Dataset entries
···
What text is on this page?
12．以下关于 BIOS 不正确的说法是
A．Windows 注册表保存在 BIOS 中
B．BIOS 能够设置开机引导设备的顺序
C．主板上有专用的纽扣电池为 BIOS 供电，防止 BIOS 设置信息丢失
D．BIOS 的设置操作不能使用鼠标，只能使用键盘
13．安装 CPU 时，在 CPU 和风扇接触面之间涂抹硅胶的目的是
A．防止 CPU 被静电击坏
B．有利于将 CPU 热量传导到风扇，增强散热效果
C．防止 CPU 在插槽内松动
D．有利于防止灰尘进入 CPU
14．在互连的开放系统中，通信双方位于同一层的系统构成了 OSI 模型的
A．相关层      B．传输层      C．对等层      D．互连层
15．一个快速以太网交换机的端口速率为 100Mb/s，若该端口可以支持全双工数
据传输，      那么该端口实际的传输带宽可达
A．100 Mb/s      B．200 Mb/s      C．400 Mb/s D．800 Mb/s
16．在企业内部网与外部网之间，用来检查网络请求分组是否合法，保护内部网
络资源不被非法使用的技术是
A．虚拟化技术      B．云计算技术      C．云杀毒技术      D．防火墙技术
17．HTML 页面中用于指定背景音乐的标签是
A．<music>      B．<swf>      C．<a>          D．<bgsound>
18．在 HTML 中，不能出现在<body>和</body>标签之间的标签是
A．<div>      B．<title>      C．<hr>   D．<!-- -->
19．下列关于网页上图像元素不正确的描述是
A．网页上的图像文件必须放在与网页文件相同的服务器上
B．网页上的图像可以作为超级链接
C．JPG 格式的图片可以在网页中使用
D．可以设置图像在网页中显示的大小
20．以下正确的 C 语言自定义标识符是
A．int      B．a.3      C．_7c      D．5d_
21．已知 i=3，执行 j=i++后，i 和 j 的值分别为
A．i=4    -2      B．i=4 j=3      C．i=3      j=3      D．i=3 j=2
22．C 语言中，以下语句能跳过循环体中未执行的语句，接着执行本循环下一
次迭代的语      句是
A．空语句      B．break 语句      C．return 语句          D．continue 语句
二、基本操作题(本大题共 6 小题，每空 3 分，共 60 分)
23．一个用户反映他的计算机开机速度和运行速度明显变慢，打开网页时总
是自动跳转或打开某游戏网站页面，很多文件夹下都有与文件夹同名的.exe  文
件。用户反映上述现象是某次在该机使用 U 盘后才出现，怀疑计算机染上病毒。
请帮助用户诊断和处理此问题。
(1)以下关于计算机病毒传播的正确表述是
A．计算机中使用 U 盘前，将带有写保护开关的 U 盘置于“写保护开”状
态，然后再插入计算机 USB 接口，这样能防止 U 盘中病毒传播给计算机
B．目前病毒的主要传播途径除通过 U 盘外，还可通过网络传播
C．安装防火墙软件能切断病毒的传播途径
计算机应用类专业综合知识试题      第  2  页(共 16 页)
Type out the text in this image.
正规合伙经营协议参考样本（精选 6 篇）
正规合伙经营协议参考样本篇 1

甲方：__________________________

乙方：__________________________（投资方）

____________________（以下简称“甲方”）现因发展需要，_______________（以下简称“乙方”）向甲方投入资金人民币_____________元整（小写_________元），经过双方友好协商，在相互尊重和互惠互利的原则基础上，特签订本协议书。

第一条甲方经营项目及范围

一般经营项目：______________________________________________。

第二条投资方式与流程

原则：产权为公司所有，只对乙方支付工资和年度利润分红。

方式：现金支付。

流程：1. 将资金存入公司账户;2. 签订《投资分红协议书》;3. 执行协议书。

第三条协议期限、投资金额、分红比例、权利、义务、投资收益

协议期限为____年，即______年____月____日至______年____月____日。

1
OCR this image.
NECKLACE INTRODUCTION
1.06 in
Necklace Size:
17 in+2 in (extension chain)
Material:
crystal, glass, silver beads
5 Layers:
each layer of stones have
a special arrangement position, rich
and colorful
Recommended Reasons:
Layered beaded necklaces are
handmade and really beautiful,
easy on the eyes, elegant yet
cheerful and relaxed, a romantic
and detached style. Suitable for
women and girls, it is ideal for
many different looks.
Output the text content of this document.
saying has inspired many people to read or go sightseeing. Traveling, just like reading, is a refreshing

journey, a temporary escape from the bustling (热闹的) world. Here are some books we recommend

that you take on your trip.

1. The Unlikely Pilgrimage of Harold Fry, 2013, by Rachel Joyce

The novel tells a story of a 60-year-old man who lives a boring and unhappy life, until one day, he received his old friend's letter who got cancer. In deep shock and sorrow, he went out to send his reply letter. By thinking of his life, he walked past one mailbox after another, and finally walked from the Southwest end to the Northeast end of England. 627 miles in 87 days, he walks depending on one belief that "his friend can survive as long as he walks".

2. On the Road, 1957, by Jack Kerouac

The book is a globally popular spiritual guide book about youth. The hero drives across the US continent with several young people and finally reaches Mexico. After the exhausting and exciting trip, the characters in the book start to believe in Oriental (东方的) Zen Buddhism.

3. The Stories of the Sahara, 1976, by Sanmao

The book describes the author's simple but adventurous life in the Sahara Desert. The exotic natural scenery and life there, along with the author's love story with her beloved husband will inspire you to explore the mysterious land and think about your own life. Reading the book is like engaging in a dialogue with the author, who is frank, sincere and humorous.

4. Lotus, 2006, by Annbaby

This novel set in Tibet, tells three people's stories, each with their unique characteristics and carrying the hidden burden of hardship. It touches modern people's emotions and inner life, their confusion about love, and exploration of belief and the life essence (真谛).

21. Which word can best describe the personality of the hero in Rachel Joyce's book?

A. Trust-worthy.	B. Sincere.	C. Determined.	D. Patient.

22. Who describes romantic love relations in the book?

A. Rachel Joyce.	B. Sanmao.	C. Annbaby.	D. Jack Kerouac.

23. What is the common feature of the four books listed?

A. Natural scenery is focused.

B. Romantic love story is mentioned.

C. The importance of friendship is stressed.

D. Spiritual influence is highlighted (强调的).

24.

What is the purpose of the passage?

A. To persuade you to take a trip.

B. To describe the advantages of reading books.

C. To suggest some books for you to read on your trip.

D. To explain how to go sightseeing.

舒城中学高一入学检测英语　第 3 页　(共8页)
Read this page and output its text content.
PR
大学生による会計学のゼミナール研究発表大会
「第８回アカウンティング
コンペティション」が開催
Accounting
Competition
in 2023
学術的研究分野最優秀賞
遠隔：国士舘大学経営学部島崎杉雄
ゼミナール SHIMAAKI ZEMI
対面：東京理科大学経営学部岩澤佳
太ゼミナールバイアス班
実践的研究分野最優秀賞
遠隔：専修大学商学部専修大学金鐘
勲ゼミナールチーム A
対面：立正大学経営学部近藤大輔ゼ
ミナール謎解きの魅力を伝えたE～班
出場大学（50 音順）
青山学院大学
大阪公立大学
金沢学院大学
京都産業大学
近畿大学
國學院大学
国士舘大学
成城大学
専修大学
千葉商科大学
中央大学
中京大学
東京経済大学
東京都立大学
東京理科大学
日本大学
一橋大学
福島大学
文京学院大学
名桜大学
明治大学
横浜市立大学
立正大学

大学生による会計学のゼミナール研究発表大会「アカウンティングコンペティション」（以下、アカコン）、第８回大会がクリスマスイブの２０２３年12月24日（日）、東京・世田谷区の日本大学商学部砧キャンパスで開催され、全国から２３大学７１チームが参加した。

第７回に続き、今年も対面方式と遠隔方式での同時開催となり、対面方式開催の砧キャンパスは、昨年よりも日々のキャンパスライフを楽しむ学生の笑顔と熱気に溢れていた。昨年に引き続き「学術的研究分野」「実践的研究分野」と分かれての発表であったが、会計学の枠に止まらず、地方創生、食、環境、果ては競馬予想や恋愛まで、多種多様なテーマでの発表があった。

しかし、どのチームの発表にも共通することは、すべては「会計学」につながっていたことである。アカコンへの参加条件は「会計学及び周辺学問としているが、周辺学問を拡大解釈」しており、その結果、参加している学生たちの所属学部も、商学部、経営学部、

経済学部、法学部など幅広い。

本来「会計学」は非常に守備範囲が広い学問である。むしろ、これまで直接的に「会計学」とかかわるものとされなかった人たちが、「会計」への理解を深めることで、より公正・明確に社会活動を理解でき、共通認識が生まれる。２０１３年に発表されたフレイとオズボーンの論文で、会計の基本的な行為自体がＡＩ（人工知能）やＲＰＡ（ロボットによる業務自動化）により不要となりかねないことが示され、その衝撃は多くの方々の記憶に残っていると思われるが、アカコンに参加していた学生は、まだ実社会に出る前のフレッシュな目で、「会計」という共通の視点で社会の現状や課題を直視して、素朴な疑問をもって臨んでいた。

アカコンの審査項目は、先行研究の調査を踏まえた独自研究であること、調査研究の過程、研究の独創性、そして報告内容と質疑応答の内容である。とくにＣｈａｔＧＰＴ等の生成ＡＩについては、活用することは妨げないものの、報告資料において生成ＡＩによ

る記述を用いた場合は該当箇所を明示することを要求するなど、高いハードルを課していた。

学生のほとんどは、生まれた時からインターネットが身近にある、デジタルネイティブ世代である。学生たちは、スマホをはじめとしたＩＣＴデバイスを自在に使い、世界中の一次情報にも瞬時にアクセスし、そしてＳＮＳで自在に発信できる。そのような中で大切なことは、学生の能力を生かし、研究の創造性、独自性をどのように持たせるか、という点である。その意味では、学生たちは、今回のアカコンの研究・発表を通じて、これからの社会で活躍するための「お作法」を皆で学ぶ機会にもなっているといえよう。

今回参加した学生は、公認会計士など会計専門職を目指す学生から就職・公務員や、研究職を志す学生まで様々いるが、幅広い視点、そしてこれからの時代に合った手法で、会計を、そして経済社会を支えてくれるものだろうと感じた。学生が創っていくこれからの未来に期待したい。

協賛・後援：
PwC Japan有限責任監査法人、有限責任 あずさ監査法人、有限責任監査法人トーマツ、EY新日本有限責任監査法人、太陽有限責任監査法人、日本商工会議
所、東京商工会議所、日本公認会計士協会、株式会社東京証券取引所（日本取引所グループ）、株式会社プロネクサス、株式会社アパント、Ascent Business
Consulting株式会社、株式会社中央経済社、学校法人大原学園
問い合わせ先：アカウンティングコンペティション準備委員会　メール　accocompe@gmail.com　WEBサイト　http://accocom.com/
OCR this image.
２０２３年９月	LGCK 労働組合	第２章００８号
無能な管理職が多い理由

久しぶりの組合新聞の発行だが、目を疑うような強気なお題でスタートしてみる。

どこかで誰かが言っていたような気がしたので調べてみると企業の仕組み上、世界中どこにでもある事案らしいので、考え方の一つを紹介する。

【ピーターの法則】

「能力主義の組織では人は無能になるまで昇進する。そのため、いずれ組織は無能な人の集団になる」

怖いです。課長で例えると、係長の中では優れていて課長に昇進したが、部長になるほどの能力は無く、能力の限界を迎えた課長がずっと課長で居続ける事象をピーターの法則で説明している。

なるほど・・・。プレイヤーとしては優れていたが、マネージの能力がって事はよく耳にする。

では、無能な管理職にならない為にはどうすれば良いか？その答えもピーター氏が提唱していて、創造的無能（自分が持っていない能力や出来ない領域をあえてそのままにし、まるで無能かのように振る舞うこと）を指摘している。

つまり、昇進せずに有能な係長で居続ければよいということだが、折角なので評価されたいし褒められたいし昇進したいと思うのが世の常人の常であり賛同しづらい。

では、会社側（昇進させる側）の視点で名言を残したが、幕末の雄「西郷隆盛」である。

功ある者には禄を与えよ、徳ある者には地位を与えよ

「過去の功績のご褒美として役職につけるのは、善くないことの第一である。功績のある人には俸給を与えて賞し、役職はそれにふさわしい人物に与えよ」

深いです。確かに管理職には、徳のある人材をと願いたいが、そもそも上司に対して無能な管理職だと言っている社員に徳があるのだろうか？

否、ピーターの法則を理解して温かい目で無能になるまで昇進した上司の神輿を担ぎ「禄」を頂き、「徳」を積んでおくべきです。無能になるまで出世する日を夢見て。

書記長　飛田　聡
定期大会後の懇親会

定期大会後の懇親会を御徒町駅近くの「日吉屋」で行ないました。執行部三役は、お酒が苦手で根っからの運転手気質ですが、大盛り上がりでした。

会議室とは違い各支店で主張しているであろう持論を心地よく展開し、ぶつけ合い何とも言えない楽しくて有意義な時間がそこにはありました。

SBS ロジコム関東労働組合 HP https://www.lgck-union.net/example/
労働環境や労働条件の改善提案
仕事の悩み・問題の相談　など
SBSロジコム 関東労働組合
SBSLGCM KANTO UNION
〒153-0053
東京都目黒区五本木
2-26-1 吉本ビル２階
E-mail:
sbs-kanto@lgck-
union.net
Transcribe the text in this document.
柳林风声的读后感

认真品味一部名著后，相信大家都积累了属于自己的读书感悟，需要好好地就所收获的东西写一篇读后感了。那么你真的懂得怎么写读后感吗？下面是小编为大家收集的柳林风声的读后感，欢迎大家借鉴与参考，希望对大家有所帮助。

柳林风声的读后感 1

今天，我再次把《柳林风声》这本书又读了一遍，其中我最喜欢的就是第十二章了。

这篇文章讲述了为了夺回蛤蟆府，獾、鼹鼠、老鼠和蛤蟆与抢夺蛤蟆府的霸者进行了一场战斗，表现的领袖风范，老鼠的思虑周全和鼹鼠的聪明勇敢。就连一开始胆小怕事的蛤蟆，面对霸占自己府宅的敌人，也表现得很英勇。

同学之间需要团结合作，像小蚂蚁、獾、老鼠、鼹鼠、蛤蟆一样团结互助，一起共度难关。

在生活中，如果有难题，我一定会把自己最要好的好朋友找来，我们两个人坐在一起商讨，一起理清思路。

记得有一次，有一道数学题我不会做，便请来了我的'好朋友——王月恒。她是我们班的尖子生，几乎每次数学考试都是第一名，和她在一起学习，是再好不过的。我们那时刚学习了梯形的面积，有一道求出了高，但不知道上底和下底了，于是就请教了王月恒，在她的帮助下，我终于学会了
···
_GIVEN EXERCISE:_
Count every line bearing the word "Sanmao"; report the total only.

_EXERCISE ANSWER:_
2